Stored records
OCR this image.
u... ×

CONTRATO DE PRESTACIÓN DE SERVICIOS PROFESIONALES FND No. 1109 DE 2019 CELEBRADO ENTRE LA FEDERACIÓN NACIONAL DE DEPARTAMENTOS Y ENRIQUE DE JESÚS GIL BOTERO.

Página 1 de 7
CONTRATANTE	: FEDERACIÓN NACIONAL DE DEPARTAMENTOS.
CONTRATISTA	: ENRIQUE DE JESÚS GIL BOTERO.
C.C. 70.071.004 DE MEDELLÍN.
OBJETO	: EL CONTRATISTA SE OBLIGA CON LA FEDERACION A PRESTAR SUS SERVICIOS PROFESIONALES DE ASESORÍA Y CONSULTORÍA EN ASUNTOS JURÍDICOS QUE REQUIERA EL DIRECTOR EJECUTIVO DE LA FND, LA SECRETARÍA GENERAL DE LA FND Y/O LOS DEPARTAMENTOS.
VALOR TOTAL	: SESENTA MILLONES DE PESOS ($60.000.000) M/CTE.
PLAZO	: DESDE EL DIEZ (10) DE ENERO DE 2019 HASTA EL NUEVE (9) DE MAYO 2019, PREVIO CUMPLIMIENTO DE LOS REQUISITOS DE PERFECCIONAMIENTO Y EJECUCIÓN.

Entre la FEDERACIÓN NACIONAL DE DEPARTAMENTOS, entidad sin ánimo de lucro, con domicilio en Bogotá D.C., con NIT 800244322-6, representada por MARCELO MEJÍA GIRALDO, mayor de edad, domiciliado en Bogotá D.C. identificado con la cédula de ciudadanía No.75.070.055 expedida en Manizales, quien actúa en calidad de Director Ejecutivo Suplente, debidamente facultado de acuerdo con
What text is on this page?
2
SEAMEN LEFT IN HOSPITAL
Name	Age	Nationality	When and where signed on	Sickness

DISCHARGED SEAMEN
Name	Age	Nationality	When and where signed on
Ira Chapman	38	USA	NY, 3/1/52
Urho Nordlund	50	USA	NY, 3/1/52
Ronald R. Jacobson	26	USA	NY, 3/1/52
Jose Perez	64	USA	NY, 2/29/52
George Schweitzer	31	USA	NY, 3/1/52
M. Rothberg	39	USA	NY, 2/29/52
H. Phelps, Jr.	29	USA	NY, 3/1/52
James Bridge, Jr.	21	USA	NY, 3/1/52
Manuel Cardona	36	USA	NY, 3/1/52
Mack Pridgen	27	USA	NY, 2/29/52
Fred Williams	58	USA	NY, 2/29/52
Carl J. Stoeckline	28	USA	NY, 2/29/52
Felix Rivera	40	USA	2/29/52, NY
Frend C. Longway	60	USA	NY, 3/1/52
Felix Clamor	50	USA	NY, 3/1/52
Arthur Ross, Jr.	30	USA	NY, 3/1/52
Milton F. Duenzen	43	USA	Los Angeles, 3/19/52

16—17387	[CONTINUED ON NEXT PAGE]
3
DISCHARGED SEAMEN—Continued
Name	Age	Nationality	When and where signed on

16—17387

(TASK TO COMPLETE): Extract from the material all lines containing the string "JESÚS".

(THE OUTPUT):
CONTRATO DE PRESTACIÓN DE SERVICIOS PROFESIONALES FND No. 1109 DE 2019 CELEBRADO ENTRE LA FEDERACIÓN NACIONAL DE DEPARTAMENTOS Y ENRIQUE DE JESÚS GIL BOTERO.
CONTRATISTA	: ENRIQUE DE JESÚS GIL BOTERO.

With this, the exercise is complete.